But here’s the critical distinction: Divi 5 is not *adopting* FSE. It’s responding to it. It’s keeping its own visual builder, its own workflow, its own ecosystem. It’s a strategic decision to modernise and improve interoperability while providing continuity for its massive user base. It’s a bet that its user experience is still superior to the native WordPress offering. This makes it a modern, powerful tool, but one that still asks you to choose a side, creating a partial lock-in that you need to be aware of.
The Synthesis: Divi's Secret Weapon and My Perfect Workflow
So, after all this, where have I landed? In a place that might surprise you. I use Divi. But not in the way you might think.
Divi has a killer feature, a piece of understated genius that solves this entire philosophical conflict for me: the Theme Builder. And, crucially, it includes a simple toggle switch in its settings: “Enable Classic Editor”. No plugin required.
This combination is my holy grail. It’s the best of all worlds.
Here’s the workflow: I use the Divi Theme Builder to do what themes are supposed to do. I build the header, the footer, the blog post template, the archive page layouts. I can use all of Divi’s powerful modules—its grids, its sliders, its forms—to create dynamic, data-driven templates. I can pull in the post title, the featured image, the author bio, and arrange them with pixel-perfect, drag-and-drop control. This is the stuff that, a decade ago, would have required a skilled PHP developer hours of custom coding. Now, I can do it in an afternoon.
Then, once that beautiful, intelligent container is built, I flip the switch. I turn the Classic Editor back on.
And when it’s time to write a new blog post? I’m not greeted by a confusing mess of blocks or a heavy, slow-loading visual builder. I get a clean, white screen. A blinking cursor. The beautiful, simple, honest Classic Editor. I can focus entirely on the content—the words, the images, the message. I write. I hit publish. And Divi’s Theme Builder template takes my pure, unadulterated content and pours it perfectly into the stunning layout I designed.

· · · · · · ·

> WORK REQUIRED
Can you carry on the Divi workflow article above, picking up right after its final sentence about the stunning layout?

> SUPPLIED ENTRIES
· · · · · · ·

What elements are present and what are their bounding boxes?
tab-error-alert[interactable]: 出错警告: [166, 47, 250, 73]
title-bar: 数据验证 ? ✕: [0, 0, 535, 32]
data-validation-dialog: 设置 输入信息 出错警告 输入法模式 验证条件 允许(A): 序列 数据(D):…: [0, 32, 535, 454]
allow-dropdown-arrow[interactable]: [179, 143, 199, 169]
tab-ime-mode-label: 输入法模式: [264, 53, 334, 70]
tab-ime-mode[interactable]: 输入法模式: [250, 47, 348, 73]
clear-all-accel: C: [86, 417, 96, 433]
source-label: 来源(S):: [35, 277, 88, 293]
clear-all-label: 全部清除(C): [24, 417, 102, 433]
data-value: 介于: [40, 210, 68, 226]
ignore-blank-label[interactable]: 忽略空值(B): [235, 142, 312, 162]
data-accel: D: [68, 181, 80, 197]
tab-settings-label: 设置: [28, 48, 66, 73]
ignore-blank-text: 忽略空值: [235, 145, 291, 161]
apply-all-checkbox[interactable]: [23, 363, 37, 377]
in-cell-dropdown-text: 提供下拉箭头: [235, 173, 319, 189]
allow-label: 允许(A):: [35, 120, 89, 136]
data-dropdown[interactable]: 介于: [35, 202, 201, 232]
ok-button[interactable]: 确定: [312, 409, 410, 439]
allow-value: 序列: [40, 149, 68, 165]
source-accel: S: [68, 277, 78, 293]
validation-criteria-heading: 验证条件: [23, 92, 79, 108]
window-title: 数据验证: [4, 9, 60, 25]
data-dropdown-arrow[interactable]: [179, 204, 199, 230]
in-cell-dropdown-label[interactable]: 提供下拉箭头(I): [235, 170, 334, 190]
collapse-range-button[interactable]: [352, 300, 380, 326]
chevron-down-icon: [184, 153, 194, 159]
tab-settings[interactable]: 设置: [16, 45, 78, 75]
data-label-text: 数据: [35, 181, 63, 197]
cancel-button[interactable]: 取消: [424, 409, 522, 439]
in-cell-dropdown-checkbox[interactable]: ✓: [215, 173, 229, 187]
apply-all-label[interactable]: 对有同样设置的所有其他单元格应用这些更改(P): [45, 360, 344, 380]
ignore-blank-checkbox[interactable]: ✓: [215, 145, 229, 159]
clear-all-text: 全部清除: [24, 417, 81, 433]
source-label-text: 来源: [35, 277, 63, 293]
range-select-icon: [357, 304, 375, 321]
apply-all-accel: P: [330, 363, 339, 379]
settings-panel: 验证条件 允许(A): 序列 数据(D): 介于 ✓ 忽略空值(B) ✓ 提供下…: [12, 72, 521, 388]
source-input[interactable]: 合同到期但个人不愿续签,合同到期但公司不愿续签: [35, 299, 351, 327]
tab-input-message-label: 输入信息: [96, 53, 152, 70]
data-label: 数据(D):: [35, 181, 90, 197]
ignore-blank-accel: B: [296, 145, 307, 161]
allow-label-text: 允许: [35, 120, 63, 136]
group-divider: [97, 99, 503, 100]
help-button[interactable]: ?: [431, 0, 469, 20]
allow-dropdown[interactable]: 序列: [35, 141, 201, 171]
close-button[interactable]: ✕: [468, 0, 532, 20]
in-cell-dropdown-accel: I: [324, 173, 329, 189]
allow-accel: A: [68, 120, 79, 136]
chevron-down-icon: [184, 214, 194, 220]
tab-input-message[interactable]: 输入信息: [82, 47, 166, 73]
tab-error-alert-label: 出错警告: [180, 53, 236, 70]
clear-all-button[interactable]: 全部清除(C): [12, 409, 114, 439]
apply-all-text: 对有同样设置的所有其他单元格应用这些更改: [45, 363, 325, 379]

· · · · · · ·

> ANSWER TO THIS EXERCISE
The separation is restored. Content and presentation are once again distinct. It’s a perfect synthesis of power and simplicity. I have developer-level control over my site’s structure and a writer-centric tool for my content creation. You can even, if you’re feeling particularly adventurous, build a page with the Divi builder and have it display inside a Theme Builder template—a layout within a layout. It’s turtles all the way down.
So, Where Should a New User Start?
If you’re new to WordPress, this landscape is a minefield. The common advice is to just learn the default Block Editor. I disagree. I think that’s a path to frustration and poorly structured sites.
My advice is to be deliberate. Understand the principle of separating content from design. If your needs are simple—a blog, a basic brochure site—a well-coded classic theme and the Classic Editor (via the official plugin) is a fantastic, stable, and future-proof way to start. You’ll learn the fundamentals properly.
But if you know you need more design control, if you want to build something visually unique without hiring a developer, then I wholeheartedly recommend the hybrid approach. Invest in a premium tool like Divi. Learn its Theme Builder inside and out. Use it to craft your site’s shell. Then, turn on the Classic Editor for your day-to-day posts and pages. You’ll get the creative power you crave without sacrificing the sanity and structural integrity that a proper CMS provides. It’s the professional’s workflow, and it’s the most powerful, flexible, and, dare I say, enjoyable way to use WordPress today.